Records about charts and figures
+ + +
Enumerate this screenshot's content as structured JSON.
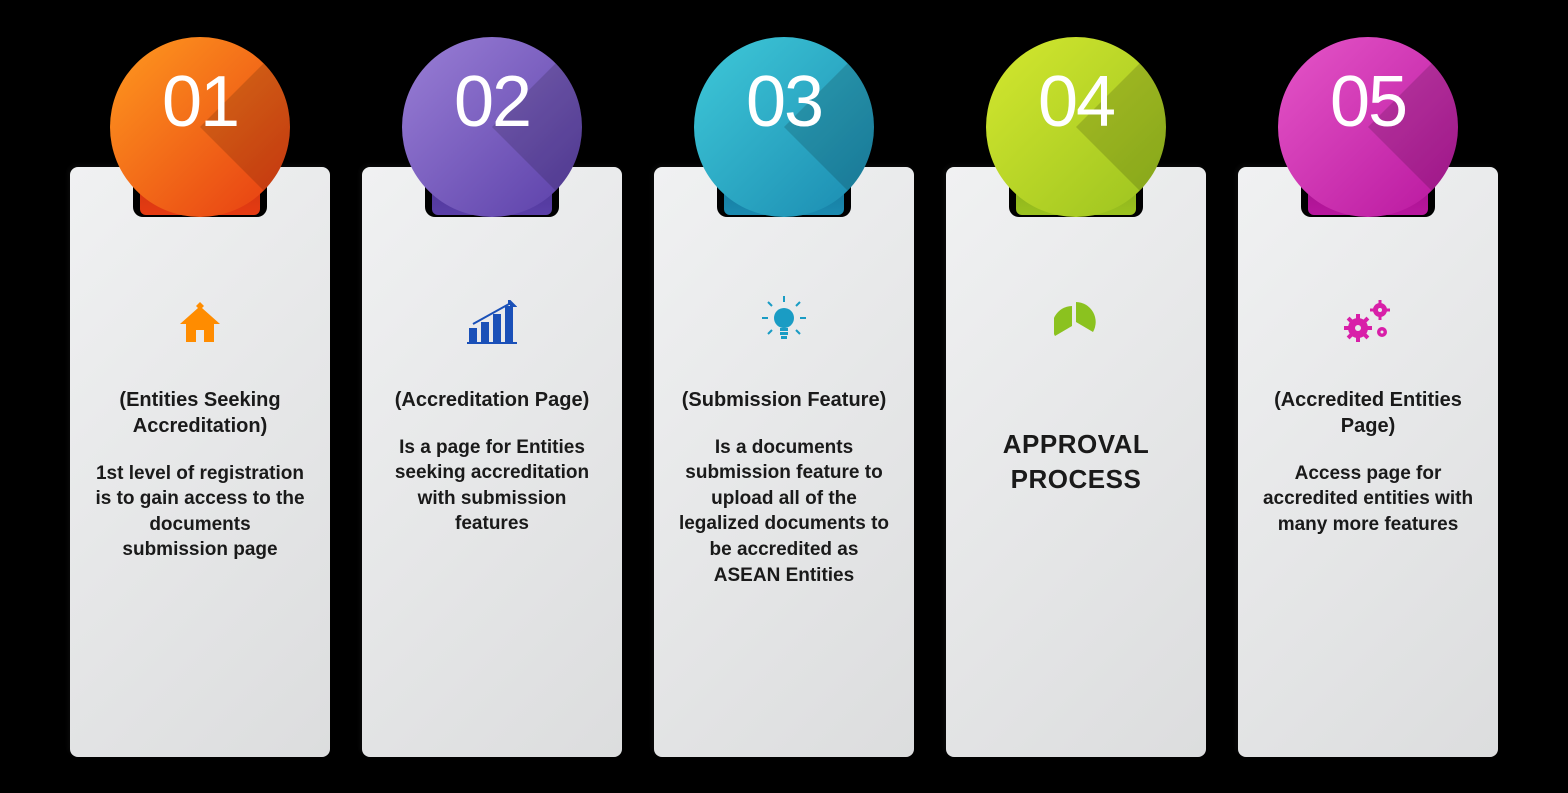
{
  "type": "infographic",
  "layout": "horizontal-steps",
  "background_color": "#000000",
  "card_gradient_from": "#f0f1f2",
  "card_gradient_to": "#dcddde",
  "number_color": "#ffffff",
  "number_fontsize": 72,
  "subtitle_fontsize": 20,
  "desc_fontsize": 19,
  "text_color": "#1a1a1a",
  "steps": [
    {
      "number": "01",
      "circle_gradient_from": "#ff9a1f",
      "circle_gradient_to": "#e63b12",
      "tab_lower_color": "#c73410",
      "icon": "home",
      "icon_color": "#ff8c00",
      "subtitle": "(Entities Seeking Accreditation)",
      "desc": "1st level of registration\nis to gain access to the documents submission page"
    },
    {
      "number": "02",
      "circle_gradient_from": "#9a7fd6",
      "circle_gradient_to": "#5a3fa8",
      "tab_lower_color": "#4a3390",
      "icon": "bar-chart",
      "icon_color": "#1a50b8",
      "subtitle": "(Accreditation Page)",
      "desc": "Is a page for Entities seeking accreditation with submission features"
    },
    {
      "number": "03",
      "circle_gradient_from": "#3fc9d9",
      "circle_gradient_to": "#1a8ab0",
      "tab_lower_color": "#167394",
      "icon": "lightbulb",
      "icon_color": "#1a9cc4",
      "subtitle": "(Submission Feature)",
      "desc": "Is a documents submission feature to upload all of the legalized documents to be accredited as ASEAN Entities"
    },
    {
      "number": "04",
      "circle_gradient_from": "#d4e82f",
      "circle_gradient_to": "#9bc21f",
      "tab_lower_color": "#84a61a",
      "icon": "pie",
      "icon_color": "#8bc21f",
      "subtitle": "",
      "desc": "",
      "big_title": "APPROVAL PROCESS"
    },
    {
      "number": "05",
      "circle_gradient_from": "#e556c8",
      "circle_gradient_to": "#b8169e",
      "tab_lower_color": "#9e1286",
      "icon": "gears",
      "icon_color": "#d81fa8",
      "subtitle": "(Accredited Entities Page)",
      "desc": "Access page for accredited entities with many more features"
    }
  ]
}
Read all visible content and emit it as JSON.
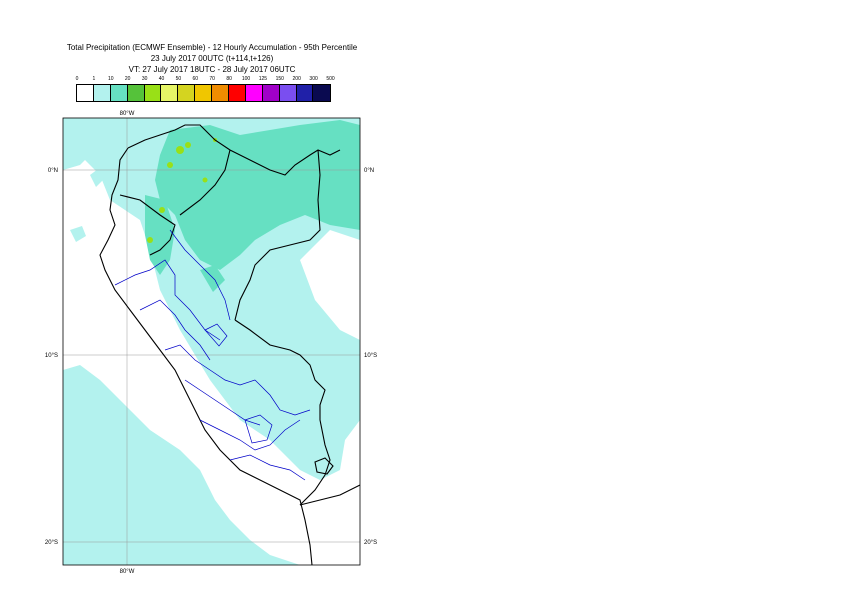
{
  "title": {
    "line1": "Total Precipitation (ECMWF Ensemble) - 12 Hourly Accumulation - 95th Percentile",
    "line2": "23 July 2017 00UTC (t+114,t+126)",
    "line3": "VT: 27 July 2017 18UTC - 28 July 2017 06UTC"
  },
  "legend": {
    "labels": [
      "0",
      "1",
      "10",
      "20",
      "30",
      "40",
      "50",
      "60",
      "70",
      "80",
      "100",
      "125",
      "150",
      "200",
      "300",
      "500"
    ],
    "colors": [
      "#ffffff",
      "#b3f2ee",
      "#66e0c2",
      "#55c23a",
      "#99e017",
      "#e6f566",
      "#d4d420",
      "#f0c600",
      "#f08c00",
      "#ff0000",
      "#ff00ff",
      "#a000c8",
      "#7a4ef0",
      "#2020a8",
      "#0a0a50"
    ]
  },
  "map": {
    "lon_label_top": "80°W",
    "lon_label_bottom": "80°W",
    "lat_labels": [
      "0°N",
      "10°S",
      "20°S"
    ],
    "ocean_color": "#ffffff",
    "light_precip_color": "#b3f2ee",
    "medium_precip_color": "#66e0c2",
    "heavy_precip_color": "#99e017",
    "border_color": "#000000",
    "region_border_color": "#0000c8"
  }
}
+ + +
→ **GIVEN EXERCISE**
Pull out all lines from the entries above that include the word "JSON".

→ **FINAL ANSWER**
Enumerate this screenshot's content as structured JSON.
Read all visible content and emit it as JSON.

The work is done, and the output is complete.